_EXERCISE DIRECTIONS_. Return all lines that include the string "Input".

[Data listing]
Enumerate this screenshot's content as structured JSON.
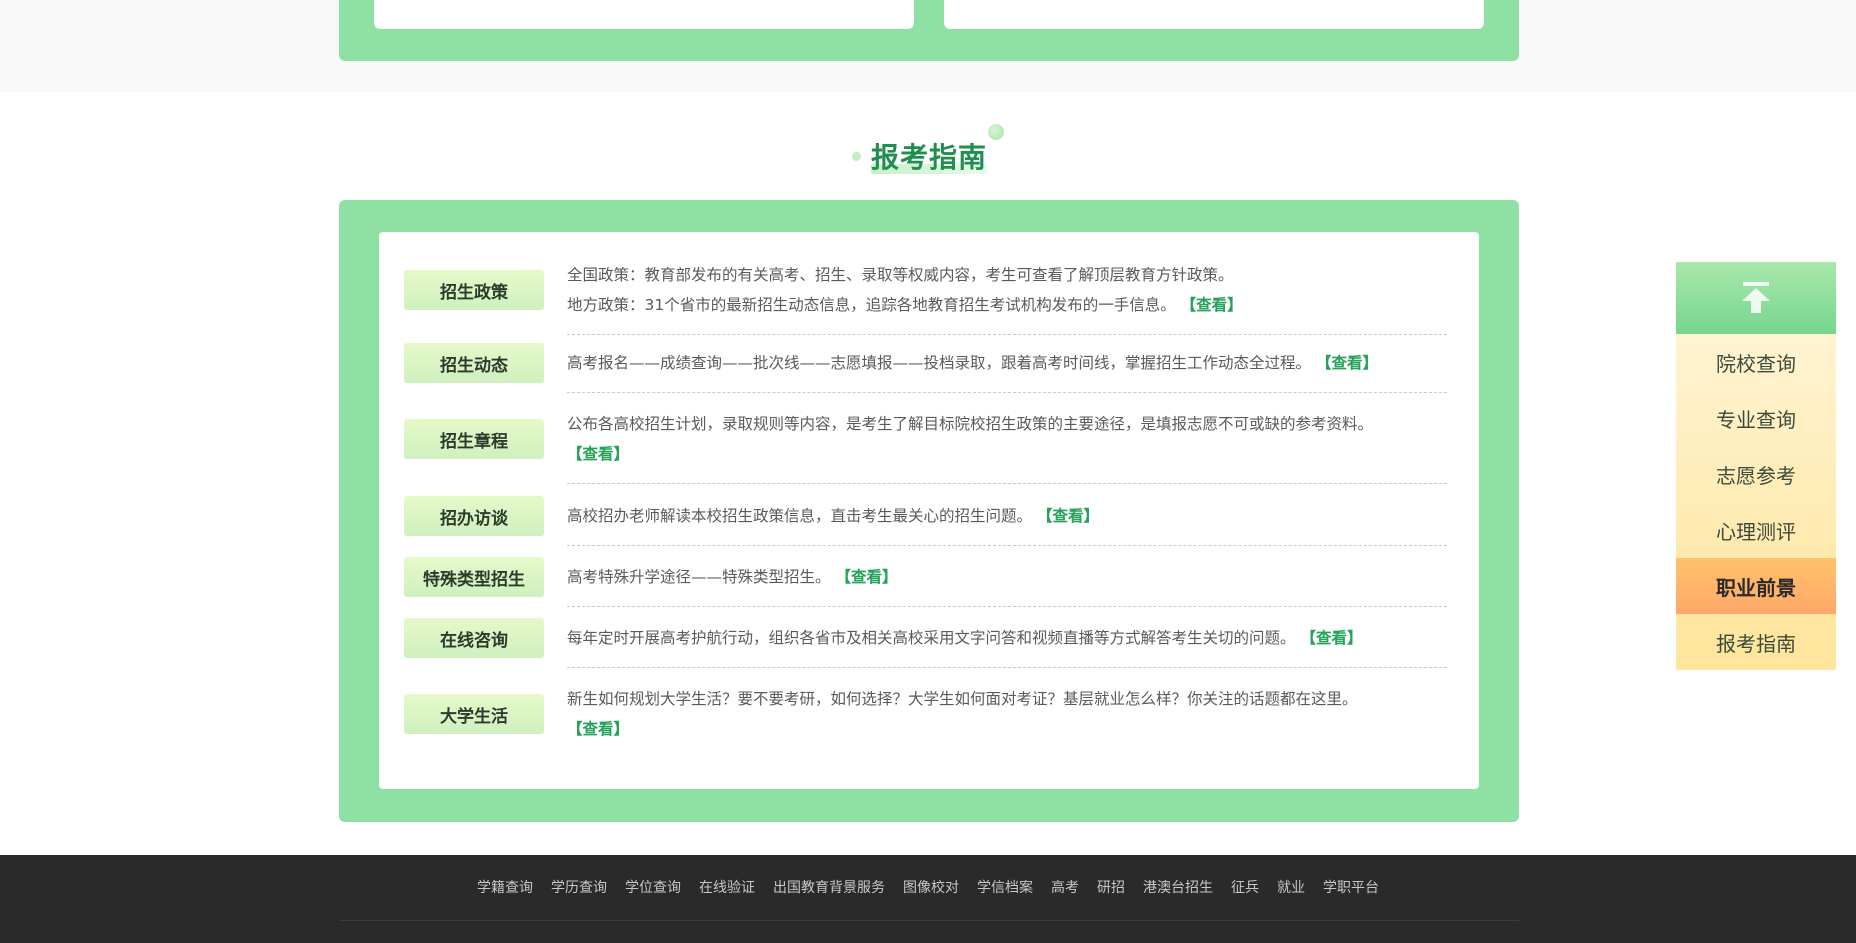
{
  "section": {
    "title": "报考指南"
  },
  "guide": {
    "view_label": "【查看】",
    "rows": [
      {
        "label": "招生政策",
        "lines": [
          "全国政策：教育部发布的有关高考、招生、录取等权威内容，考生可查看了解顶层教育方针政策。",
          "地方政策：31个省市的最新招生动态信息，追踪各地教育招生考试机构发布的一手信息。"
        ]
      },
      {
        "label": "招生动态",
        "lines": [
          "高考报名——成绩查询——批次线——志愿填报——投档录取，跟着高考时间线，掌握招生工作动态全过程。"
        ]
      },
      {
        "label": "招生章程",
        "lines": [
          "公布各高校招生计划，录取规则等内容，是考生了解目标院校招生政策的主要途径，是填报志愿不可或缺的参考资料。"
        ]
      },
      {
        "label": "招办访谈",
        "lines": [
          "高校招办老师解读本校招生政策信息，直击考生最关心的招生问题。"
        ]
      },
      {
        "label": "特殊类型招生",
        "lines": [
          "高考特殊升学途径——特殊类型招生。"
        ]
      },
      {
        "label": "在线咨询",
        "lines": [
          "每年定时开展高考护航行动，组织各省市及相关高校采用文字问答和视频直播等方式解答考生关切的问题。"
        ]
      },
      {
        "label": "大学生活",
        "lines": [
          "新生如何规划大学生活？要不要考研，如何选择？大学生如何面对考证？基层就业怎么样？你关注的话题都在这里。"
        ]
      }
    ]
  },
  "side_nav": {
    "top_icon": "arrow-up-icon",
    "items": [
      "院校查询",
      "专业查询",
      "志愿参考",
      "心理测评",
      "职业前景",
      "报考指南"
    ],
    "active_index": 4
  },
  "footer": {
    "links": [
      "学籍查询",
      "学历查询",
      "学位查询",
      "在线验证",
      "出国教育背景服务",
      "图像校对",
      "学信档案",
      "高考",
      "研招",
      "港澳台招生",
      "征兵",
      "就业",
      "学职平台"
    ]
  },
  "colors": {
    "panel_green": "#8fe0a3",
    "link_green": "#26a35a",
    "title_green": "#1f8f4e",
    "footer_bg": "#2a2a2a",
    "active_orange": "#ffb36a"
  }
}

* * *

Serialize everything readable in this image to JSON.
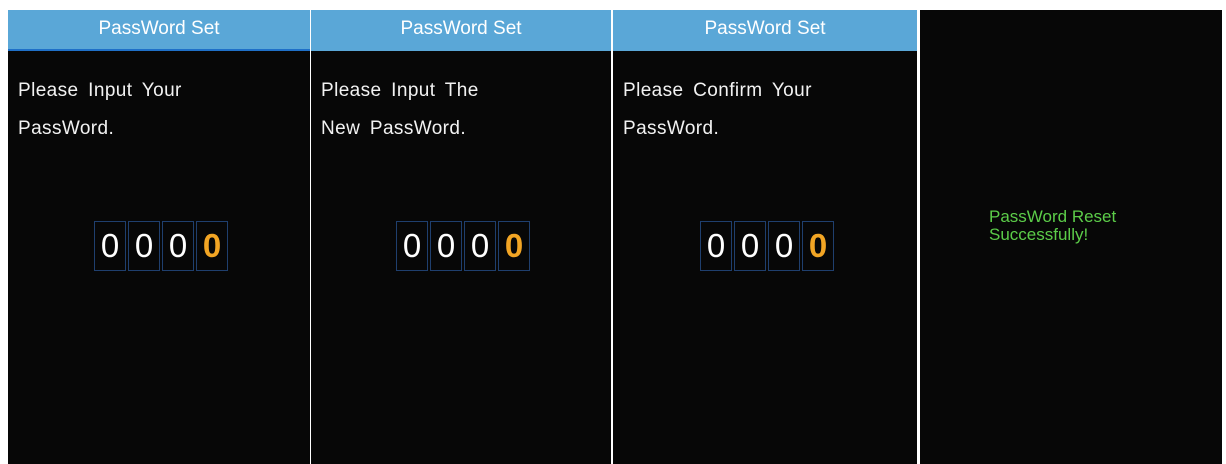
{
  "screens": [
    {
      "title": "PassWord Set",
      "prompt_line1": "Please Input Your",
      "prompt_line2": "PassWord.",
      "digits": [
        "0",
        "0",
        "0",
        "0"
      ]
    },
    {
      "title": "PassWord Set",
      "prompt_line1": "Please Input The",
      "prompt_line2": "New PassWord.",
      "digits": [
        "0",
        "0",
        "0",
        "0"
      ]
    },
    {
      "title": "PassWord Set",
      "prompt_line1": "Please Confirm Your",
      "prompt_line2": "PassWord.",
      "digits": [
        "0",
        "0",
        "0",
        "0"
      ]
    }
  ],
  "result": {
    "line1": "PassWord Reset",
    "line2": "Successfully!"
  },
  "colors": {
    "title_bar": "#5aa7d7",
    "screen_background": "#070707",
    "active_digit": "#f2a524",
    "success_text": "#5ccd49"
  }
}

_RESULT OF THIS TASK_.
      "prompt_line1": "Please Input Your",
      "prompt_line1": "Please Input The",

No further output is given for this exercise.